◆ **STATED TASK**:
Determine the number of lines in the listing below where the string "chọn" occurs; answer with the number alone.

━━ DATA FOR THIS EXERCISE ━━

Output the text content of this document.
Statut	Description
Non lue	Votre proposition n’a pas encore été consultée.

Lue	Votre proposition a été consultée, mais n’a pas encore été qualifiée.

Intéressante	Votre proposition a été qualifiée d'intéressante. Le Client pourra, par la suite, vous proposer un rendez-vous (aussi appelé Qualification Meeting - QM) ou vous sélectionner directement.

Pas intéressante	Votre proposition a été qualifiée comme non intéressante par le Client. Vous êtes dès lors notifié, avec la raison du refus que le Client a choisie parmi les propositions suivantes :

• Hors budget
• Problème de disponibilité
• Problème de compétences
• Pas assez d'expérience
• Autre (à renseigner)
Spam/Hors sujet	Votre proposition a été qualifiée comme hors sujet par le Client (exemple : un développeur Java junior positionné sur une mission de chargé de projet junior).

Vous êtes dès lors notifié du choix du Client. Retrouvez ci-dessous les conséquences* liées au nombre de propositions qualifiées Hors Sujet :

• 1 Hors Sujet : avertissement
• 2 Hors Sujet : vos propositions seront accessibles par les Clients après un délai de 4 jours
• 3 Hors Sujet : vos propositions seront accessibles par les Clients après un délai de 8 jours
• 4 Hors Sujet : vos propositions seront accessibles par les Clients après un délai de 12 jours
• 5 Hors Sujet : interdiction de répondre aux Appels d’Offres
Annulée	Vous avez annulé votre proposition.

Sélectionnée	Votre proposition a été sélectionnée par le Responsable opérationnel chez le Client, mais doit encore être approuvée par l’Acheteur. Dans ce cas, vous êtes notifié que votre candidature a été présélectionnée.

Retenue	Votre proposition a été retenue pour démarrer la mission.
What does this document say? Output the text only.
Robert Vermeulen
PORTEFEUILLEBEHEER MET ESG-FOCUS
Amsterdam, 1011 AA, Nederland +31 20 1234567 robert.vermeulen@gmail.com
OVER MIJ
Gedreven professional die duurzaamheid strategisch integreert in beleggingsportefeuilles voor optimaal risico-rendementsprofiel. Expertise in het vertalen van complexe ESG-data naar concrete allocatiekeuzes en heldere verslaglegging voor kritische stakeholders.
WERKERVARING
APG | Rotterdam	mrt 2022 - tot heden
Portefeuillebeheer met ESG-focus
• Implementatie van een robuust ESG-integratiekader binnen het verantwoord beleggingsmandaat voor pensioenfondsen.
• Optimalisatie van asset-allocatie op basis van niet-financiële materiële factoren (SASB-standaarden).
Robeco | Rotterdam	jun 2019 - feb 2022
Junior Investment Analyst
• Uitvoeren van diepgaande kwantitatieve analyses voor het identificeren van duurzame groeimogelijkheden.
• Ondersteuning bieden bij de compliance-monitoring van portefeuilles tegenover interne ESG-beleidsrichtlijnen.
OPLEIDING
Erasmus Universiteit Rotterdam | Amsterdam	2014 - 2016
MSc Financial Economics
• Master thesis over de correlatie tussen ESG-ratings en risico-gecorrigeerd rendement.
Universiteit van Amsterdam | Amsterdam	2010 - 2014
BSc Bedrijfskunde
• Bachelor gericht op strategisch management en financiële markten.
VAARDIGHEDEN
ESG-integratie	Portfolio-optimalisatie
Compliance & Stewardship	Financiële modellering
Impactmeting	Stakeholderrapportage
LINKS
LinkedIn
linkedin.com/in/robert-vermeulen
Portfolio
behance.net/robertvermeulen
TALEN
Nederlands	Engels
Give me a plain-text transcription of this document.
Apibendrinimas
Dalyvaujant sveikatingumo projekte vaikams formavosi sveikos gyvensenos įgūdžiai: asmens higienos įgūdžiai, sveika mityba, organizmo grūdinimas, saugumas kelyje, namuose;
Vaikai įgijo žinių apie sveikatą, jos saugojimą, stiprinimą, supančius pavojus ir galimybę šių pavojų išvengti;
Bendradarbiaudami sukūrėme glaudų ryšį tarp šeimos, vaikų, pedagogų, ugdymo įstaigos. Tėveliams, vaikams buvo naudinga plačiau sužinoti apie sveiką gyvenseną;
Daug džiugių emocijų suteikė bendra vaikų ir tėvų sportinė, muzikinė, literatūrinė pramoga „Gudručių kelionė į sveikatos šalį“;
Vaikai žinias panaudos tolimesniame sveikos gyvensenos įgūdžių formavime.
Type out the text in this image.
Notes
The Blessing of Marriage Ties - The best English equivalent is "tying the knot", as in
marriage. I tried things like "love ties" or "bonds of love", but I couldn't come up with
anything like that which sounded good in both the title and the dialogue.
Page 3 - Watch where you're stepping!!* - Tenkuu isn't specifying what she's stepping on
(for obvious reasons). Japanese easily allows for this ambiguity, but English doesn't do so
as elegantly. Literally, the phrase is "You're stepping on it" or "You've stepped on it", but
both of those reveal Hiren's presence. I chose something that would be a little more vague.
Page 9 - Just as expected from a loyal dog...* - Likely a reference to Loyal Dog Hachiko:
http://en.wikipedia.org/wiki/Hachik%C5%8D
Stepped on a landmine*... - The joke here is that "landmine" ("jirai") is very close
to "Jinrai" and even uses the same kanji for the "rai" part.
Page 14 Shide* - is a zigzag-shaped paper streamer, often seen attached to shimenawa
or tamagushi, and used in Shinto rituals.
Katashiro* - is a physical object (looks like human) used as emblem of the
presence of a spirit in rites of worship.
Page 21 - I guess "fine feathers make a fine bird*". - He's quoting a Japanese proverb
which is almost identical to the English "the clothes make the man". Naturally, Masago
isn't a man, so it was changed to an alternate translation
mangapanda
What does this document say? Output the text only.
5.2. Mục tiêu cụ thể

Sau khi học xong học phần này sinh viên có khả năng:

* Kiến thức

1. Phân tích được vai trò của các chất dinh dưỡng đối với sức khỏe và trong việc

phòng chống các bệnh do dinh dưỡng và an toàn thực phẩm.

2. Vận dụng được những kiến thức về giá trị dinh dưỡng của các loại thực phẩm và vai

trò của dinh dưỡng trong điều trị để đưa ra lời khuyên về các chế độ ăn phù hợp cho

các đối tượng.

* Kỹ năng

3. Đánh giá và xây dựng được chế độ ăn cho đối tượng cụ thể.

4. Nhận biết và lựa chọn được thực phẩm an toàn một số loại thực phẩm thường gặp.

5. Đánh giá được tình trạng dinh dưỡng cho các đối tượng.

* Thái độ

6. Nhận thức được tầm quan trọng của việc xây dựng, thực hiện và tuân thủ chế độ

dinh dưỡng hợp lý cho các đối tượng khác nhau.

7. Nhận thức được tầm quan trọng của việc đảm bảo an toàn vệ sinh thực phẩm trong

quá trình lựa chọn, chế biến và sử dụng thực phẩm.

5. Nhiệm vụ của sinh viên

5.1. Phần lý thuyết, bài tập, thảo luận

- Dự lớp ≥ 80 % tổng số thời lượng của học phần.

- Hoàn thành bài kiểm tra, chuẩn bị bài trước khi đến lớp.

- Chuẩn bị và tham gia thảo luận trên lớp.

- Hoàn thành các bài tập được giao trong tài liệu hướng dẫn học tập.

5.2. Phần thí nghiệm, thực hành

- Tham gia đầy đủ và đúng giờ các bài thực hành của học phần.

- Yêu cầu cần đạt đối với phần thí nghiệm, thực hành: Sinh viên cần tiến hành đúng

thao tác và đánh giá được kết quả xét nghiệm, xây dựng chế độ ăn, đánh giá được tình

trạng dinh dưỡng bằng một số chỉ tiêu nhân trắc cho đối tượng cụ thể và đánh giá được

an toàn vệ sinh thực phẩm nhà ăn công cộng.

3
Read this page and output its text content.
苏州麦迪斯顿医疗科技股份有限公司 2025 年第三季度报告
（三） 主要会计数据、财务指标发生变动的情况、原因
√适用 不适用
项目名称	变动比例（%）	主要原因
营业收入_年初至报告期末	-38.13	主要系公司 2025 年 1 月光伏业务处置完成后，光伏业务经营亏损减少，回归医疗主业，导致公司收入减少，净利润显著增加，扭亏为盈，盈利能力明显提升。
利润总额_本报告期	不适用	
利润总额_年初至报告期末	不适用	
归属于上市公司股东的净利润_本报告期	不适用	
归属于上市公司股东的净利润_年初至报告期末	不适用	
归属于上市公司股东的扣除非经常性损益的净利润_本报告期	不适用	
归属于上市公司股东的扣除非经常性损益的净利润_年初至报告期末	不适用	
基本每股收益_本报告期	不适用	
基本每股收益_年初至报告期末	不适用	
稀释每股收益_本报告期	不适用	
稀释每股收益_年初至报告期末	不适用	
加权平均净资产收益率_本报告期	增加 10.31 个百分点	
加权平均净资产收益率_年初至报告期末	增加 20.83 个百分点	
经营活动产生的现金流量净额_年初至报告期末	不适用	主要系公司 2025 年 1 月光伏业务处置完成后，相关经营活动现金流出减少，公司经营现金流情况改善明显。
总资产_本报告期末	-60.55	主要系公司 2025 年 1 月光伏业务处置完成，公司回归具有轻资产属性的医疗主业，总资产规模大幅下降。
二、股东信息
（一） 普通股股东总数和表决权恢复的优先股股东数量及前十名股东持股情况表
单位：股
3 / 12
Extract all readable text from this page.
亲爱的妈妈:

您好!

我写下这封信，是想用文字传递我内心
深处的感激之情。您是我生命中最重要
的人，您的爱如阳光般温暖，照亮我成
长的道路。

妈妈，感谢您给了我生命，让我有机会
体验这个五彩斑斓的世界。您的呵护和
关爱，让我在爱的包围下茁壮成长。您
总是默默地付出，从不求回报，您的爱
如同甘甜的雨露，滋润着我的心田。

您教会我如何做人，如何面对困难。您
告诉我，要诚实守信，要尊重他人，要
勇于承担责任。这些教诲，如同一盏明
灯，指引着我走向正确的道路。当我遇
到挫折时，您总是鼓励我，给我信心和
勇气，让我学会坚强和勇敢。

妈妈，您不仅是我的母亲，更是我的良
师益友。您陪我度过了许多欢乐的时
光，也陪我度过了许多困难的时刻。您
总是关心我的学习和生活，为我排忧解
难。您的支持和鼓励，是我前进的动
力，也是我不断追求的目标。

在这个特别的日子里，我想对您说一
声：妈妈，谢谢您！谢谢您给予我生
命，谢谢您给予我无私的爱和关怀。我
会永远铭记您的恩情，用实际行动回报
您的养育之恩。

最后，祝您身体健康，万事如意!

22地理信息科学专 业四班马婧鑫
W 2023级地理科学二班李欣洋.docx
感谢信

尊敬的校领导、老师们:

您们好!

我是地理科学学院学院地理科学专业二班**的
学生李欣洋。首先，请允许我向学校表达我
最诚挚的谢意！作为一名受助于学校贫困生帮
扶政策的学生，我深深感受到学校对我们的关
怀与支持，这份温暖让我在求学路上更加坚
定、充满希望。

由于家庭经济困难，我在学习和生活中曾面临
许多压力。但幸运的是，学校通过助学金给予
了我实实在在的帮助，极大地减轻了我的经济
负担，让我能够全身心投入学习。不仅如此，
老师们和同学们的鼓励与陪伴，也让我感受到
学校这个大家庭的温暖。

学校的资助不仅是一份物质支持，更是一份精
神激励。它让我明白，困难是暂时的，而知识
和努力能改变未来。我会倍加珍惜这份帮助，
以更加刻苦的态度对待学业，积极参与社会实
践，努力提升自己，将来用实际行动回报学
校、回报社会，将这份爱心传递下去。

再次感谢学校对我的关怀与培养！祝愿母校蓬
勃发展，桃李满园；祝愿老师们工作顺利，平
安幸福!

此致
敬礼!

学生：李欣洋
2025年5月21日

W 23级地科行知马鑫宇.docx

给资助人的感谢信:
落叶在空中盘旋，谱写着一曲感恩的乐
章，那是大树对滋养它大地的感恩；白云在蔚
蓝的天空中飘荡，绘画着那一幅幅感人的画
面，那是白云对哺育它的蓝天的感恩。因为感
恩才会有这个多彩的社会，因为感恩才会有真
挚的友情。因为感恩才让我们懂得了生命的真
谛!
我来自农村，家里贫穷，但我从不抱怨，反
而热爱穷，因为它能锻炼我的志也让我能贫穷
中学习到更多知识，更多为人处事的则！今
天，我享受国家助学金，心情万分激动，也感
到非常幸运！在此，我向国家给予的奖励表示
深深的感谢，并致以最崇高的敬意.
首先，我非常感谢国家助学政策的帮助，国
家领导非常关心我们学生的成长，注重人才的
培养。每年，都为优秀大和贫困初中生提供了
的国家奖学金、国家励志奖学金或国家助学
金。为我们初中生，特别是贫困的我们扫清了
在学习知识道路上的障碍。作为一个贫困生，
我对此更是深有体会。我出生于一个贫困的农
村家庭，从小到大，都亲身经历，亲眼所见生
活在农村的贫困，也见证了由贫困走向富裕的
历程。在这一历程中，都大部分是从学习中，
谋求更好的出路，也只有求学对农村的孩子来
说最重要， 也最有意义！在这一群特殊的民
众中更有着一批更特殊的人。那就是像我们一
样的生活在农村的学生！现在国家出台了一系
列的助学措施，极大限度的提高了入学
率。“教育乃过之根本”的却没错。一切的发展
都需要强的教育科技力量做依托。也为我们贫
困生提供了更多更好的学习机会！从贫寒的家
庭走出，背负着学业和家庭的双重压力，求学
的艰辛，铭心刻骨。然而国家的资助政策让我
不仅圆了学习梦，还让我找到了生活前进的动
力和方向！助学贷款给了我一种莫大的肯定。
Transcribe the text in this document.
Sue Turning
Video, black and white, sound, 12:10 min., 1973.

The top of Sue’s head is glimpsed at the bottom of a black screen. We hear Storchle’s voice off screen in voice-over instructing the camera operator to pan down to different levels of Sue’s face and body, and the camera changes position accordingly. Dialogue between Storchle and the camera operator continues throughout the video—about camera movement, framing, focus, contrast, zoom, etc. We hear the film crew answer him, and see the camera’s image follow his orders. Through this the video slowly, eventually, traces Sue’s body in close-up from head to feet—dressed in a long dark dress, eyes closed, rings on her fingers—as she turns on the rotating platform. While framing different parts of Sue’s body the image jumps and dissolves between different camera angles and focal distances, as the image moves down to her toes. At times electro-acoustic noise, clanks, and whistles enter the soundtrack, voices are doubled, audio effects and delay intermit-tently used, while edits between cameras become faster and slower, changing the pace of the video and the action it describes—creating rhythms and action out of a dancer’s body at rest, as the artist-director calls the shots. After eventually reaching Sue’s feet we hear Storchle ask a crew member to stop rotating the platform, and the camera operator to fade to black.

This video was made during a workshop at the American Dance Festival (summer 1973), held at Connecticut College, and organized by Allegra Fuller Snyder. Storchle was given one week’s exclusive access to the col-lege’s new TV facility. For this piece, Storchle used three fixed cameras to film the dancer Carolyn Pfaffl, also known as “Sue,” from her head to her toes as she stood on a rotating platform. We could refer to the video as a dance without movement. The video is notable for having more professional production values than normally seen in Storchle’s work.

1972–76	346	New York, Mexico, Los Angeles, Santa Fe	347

━━━

◆ **CORRECT OUTPUT**:
2